start Supplied records

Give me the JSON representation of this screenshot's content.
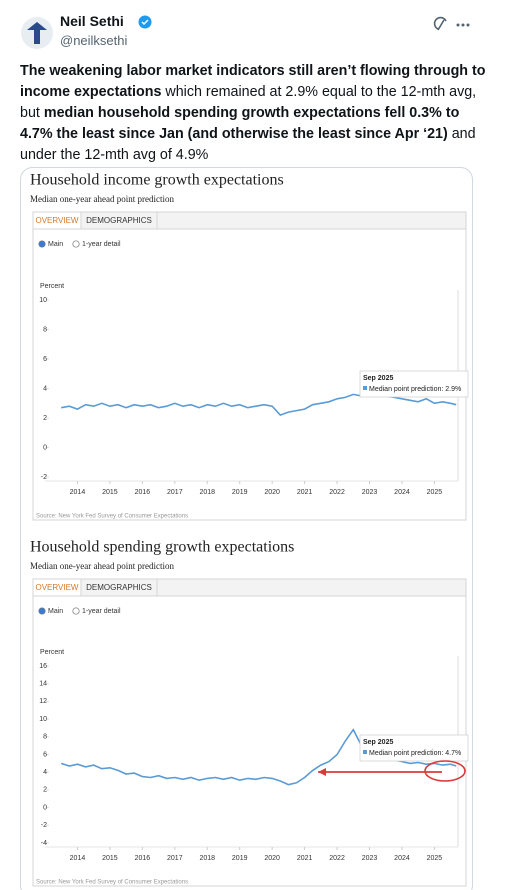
{
  "tweet": {
    "name": "Neil Sethi",
    "handle": "@neilksethi",
    "text": [
      {
        "text": "The weakening labor market indicators still aren’t flowing through to income expectations",
        "bold": true
      },
      {
        "text": " which remained at 2.9% equal to the 12-mth avg, but ",
        "bold": false
      },
      {
        "text": "median household spending growth expectations fell 0.3% to 4.7% the least since Jan (and otherwise the least since Apr ‘21)",
        "bold": true
      },
      {
        "text": " and under the 12-mth avg of 4.9%",
        "bold": false
      }
    ]
  },
  "chart_data": [
    {
      "type": "line",
      "title": "Household income growth expectations",
      "subtitle": "Median one-year ahead point prediction",
      "tabs": [
        "OVERVIEW",
        "DEMOGRAPHICS"
      ],
      "options": [
        "Main",
        "1-year detail"
      ],
      "y_label": "Percent",
      "source": "Source: New York Fed Survey of Consumer Expectations",
      "tooltip": {
        "date": "Sep 2025",
        "text": "Median point prediction: 2.9%"
      },
      "color": "#5b9bd5",
      "x": [
        2013.5,
        2013.75,
        2014,
        2014.25,
        2014.5,
        2014.75,
        2015,
        2015.25,
        2015.5,
        2015.75,
        2016,
        2016.25,
        2016.5,
        2016.75,
        2017,
        2017.25,
        2017.5,
        2017.75,
        2018,
        2018.25,
        2018.5,
        2018.75,
        2019,
        2019.25,
        2019.5,
        2019.75,
        2020,
        2020.25,
        2020.5,
        2020.75,
        2021,
        2021.25,
        2021.5,
        2021.75,
        2022,
        2022.25,
        2022.5,
        2022.75,
        2023,
        2023.25,
        2023.5,
        2023.75,
        2024,
        2024.25,
        2024.5,
        2024.75,
        2025,
        2025.25,
        2025.5,
        2025.67
      ],
      "values": [
        2.7,
        2.8,
        2.6,
        2.9,
        2.8,
        3.0,
        2.8,
        2.9,
        2.7,
        2.9,
        2.8,
        2.9,
        2.7,
        2.8,
        3.0,
        2.8,
        2.9,
        2.7,
        2.9,
        2.8,
        3.0,
        2.8,
        2.9,
        2.7,
        2.8,
        2.9,
        2.8,
        2.2,
        2.4,
        2.5,
        2.6,
        2.9,
        3.0,
        3.1,
        3.3,
        3.4,
        3.6,
        3.5,
        3.8,
        3.7,
        3.5,
        3.4,
        3.3,
        3.2,
        3.1,
        3.3,
        3.0,
        3.1,
        3.0,
        2.9
      ],
      "xlim": [
        2013,
        2025.85
      ],
      "xticks": [
        2014,
        2015,
        2016,
        2017,
        2018,
        2019,
        2020,
        2021,
        2022,
        2023,
        2024,
        2025
      ],
      "ylim": [
        -2,
        10
      ],
      "yticks": [
        -2,
        0,
        2,
        4,
        6,
        8,
        10
      ]
    },
    {
      "type": "line",
      "title": "Household spending growth expectations",
      "subtitle": "Median one-year ahead point prediction",
      "tabs": [
        "OVERVIEW",
        "DEMOGRAPHICS"
      ],
      "options": [
        "Main",
        "1-year detail"
      ],
      "y_label": "Percent",
      "source": "Source: New York Fed Survey of Consumer Expectations",
      "tooltip": {
        "date": "Sep 2025",
        "text": "Median point prediction: 4.7%"
      },
      "color": "#5b9bd5",
      "x": [
        2013.5,
        2013.75,
        2014,
        2014.25,
        2014.5,
        2014.75,
        2015,
        2015.25,
        2015.5,
        2015.75,
        2016,
        2016.25,
        2016.5,
        2016.75,
        2017,
        2017.25,
        2017.5,
        2017.75,
        2018,
        2018.25,
        2018.5,
        2018.75,
        2019,
        2019.25,
        2019.5,
        2019.75,
        2020,
        2020.25,
        2020.5,
        2020.75,
        2021,
        2021.25,
        2021.5,
        2021.75,
        2022,
        2022.25,
        2022.5,
        2022.75,
        2023,
        2023.25,
        2023.5,
        2023.75,
        2024,
        2024.25,
        2024.5,
        2024.75,
        2025,
        2025.25,
        2025.5,
        2025.67
      ],
      "values": [
        5.0,
        4.7,
        4.9,
        4.6,
        4.8,
        4.4,
        4.5,
        4.2,
        3.8,
        3.9,
        3.5,
        3.4,
        3.6,
        3.3,
        3.4,
        3.2,
        3.4,
        3.1,
        3.3,
        3.4,
        3.2,
        3.4,
        3.1,
        3.3,
        3.2,
        3.4,
        3.3,
        3.0,
        2.6,
        2.8,
        3.4,
        4.2,
        4.8,
        5.2,
        6.0,
        7.5,
        8.8,
        7.0,
        7.6,
        6.5,
        6.0,
        5.4,
        5.2,
        5.0,
        5.1,
        4.9,
        5.0,
        4.8,
        4.9,
        4.7
      ],
      "xlim": [
        2013,
        2025.85
      ],
      "xticks": [
        2014,
        2015,
        2016,
        2017,
        2018,
        2019,
        2020,
        2021,
        2022,
        2023,
        2024,
        2025
      ],
      "ylim": [
        -4,
        16
      ],
      "yticks": [
        -4,
        -2,
        0,
        2,
        4,
        6,
        8,
        10,
        12,
        14,
        16
      ]
    }
  ]
}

end Supplied records

_What is required_.
The material above holds pictures; copy everything else in it exactly.

_Completed task_.
Give me the JSON representation of this screenshot's content.
{
  "tweet": {
    "name": "Neil Sethi",
    "handle": "@neilksethi",
    "text": [
      {
        "text": "The weakening labor market indicators still aren’t flowing through to income expectations",
        "bold": true
      },
      {
        "text": " which remained at 2.9% equal to the 12-mth avg, but ",
        "bold": false
      },
      {
        "text": "median household spending growth expectations fell 0.3% to 4.7% the least since Jan (and otherwise the least since Apr ‘21)",
        "bold": true
      },
      {
        "text": " and under the 12-mth avg of 4.9%",
        "bold": false
      }
    ]
  },
  "chart_data": [
    {
      "type": "line",
      "title": "Household income growth expectations",
      "subtitle": "Median one-year ahead point prediction",
      "tabs": [
        "OVERVIEW",
        "DEMOGRAPHICS"
      ],
      "options": [
        "Main",
        "1-year detail"
      ],
      "y_label": "Percent",
      "source": "Source: New York Fed Survey of Consumer Expectations",
      "tooltip": {
        "date": "Sep 2025",
        "text": "Median point prediction: 2.9%"
      },
      "color": "#5b9bd5",
      "x": [
        2013.5,
        2013.75,
        2014,
        2014.25,
        2014.5,
        2014.75,
        2015,
        2015.25,
        2015.5,
        2015.75,
        2016,
        2016.25,
        2016.5,
        2016.75,
        2017,
        2017.25,
        2017.5,
        2017.75,
        2018,
        2018.25,
        2018.5,
        2018.75,
        2019,
        2019.25,
        2019.5,
        2019.75,
        2020,
        2020.25,
        2020.5,
        2020.75,
        2021,
        2021.25,
        2021.5,
        2021.75,
        2022,
        2022.25,
        2022.5,
        2022.75,
        2023,
        2023.25,
        2023.5,
        2023.75,
        2024,
        2024.25,
        2024.5,
        2024.75,
        2025,
        2025.25,
        2025.5,
        2025.67
      ],
      "values": [
        2.7,
        2.8,
        2.6,
        2.9,
        2.8,
        3.0,
        2.8,
        2.9,
        2.7,
        2.9,
        2.8,
        2.9,
        2.7,
        2.8,
        3.0,
        2.8,
        2.9,
        2.7,
        2.9,
        2.8,
        3.0,
        2.8,
        2.9,
        2.7,
        2.8,
        2.9,
        2.8,
        2.2,
        2.4,
        2.5,
        2.6,
        2.9,
        3.0,
        3.1,
        3.3,
        3.4,
        3.6,
        3.5,
        3.8,
        3.7,
        3.5,
        3.4,
        3.3,
        3.2,
        3.1,
        3.3,
        3.0,
        3.1,
        3.0,
        2.9
      ],
      "xlim": [
        2013,
        2025.85
      ],
      "xticks": [
        2014,
        2015,
        2016,
        2017,
        2018,
        2019,
        2020,
        2021,
        2022,
        2023,
        2024,
        2025
      ],
      "ylim": [
        -2,
        10
      ],
      "yticks": [
        -2,
        0,
        2,
        4,
        6,
        8,
        10
      ]
    },
    {
      "type": "line",
      "title": "Household spending growth expectations",
      "subtitle": "Median one-year ahead point prediction",
      "tabs": [
        "OVERVIEW",
        "DEMOGRAPHICS"
      ],
      "options": [
        "Main",
        "1-year detail"
      ],
      "y_label": "Percent",
      "source": "Source: New York Fed Survey of Consumer Expectations",
      "tooltip": {
        "date": "Sep 2025",
        "text": "Median point prediction: 4.7%"
      },
      "color": "#5b9bd5",
      "x": [
        2013.5,
        2013.75,
        2014,
        2014.25,
        2014.5,
        2014.75,
        2015,
        2015.25,
        2015.5,
        2015.75,
        2016,
        2016.25,
        2016.5,
        2016.75,
        2017,
        2017.25,
        2017.5,
        2017.75,
        2018,
        2018.25,
        2018.5,
        2018.75,
        2019,
        2019.25,
        2019.5,
        2019.75,
        2020,
        2020.25,
        2020.5,
        2020.75,
        2021,
        2021.25,
        2021.5,
        2021.75,
        2022,
        2022.25,
        2022.5,
        2022.75,
        2023,
        2023.25,
        2023.5,
        2023.75,
        2024,
        2024.25,
        2024.5,
        2024.75,
        2025,
        2025.25,
        2025.5,
        2025.67
      ],
      "values": [
        5.0,
        4.7,
        4.9,
        4.6,
        4.8,
        4.4,
        4.5,
        4.2,
        3.8,
        3.9,
        3.5,
        3.4,
        3.6,
        3.3,
        3.4,
        3.2,
        3.4,
        3.1,
        3.3,
        3.4,
        3.2,
        3.4,
        3.1,
        3.3,
        3.2,
        3.4,
        3.3,
        3.0,
        2.6,
        2.8,
        3.4,
        4.2,
        4.8,
        5.2,
        6.0,
        7.5,
        8.8,
        7.0,
        7.6,
        6.5,
        6.0,
        5.4,
        5.2,
        5.0,
        5.1,
        4.9,
        5.0,
        4.8,
        4.9,
        4.7
      ],
      "xlim": [
        2013,
        2025.85
      ],
      "xticks": [
        2014,
        2015,
        2016,
        2017,
        2018,
        2019,
        2020,
        2021,
        2022,
        2023,
        2024,
        2025
      ],
      "ylim": [
        -4,
        16
      ],
      "yticks": [
        -4,
        -2,
        0,
        2,
        4,
        6,
        8,
        10,
        12,
        14,
        16
      ]
    }
  ]
}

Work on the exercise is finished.